● **What the exercise asks**: Find and copy every line in the records that includes the string "title".

● **Items**:
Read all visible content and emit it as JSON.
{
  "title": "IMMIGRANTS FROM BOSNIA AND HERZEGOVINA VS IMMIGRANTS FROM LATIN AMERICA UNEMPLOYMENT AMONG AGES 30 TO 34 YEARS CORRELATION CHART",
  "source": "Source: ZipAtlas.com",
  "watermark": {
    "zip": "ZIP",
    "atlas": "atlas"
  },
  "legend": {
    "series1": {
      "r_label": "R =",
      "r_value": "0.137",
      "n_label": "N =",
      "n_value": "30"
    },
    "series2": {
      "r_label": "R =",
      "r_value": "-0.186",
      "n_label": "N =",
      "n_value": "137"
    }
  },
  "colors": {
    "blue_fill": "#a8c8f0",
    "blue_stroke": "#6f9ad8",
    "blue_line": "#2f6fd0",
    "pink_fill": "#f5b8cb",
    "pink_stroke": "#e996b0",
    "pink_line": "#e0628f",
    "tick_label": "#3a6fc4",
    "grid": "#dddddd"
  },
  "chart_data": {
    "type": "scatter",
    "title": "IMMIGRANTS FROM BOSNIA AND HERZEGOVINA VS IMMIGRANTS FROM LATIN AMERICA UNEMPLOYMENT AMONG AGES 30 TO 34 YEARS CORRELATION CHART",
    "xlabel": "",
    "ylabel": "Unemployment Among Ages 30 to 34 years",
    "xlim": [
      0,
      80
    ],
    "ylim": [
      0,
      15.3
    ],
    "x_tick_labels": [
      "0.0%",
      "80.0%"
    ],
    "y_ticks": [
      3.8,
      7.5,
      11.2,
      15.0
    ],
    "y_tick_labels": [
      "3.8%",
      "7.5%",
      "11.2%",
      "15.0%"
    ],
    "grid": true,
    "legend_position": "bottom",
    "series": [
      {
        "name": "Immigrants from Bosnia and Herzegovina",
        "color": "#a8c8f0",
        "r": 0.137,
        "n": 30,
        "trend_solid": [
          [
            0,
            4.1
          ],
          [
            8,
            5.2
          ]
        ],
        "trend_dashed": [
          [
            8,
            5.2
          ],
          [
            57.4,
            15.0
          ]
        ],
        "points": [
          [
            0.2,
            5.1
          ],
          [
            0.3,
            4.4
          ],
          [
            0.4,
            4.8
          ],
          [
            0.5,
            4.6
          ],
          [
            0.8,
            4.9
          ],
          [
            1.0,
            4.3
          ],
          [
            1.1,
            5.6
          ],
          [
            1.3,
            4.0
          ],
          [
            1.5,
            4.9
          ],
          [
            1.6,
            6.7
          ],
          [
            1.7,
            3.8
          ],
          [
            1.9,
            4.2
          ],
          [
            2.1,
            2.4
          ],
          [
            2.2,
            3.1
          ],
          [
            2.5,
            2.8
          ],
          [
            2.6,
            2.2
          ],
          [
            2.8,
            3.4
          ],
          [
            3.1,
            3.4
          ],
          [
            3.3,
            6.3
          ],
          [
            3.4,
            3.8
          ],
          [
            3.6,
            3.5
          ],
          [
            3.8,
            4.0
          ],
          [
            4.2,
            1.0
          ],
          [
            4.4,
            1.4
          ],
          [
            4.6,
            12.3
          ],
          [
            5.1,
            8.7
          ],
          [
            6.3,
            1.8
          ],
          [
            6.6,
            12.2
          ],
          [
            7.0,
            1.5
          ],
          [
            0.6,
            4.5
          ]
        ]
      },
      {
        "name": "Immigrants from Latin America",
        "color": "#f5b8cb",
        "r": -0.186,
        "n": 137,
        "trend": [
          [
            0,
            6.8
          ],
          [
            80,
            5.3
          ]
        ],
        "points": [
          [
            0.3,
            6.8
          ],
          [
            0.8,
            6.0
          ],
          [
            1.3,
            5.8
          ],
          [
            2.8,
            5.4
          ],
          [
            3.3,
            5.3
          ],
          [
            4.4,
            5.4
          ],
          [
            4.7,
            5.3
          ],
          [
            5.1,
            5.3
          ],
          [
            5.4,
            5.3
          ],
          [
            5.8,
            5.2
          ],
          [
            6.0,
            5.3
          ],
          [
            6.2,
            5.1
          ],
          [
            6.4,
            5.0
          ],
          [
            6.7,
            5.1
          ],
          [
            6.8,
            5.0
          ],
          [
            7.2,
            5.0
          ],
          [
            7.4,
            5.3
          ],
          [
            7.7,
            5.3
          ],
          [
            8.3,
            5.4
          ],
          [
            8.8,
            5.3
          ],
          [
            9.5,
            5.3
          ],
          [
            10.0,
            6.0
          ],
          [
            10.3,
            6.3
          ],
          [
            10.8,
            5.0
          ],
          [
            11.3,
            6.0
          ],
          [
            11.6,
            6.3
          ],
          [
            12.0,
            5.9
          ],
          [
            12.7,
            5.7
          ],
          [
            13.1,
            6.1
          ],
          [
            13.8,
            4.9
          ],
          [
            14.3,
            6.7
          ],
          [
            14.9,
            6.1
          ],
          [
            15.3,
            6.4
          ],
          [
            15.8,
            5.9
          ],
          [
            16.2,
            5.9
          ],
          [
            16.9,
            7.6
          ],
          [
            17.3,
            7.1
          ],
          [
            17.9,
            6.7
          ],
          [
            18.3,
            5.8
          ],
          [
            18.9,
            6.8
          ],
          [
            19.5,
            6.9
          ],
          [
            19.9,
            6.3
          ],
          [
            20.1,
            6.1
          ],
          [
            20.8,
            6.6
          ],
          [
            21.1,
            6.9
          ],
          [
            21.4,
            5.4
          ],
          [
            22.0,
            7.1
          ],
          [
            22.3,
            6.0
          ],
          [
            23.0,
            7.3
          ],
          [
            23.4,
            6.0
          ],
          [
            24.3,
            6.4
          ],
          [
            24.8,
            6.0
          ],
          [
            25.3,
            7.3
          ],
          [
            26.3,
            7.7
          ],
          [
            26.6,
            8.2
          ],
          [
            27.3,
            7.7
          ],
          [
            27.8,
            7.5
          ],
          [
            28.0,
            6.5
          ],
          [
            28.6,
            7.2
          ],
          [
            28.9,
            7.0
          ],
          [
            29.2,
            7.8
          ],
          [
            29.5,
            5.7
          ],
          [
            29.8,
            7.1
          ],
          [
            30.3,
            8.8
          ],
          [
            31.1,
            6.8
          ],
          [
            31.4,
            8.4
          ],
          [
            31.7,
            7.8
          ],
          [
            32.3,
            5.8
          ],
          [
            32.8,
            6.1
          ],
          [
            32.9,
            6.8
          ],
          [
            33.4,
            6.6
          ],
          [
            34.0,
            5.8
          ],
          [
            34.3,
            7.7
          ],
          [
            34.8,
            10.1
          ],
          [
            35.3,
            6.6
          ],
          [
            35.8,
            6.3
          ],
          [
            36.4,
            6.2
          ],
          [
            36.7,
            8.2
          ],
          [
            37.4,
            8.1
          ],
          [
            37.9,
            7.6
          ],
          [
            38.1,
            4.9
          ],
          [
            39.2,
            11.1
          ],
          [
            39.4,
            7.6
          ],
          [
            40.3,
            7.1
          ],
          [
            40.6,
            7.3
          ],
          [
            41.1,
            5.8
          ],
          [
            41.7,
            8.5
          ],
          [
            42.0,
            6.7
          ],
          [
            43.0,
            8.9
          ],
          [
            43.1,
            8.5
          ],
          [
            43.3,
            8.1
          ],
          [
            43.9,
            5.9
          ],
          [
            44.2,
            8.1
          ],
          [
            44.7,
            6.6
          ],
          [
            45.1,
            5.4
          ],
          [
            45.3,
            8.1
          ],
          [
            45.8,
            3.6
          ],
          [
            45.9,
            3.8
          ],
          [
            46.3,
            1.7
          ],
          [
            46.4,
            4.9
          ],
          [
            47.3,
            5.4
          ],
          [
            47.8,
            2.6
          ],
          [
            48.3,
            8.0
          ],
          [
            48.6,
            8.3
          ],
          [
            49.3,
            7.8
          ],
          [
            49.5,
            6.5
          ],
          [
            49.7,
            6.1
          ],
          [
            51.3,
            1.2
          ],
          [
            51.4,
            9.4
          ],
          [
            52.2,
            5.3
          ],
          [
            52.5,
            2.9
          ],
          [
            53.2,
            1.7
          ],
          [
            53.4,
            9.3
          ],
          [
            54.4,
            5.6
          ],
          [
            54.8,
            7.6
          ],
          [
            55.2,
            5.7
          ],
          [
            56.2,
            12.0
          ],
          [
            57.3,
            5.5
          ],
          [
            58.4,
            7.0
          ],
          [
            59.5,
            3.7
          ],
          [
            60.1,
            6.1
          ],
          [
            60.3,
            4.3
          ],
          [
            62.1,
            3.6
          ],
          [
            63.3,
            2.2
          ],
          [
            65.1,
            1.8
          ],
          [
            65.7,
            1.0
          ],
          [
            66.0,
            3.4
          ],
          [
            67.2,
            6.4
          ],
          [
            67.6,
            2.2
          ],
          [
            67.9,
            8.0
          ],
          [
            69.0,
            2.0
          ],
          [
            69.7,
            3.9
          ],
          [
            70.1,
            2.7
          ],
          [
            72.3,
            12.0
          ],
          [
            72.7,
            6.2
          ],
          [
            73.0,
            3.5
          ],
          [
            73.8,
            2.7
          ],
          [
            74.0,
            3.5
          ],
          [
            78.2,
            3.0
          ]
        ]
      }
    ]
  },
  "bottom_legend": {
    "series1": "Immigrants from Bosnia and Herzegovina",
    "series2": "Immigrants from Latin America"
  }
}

● **Task result**:
  "title": "IMMIGRANTS FROM BOSNIA AND HERZEGOVINA VS IMMIGRANTS FROM LATIN AMERICA UNEMPLOYMENT AMONG AGES 30 TO 34 YEARS CORRELATION CHART",
    "title": "IMMIGRANTS FROM BOSNIA AND HERZEGOVINA VS IMMIGRANTS FROM LATIN AMERICA UNEMPLOYMENT AMONG AGES 30 TO 34 YEARS CORRELATION CHART",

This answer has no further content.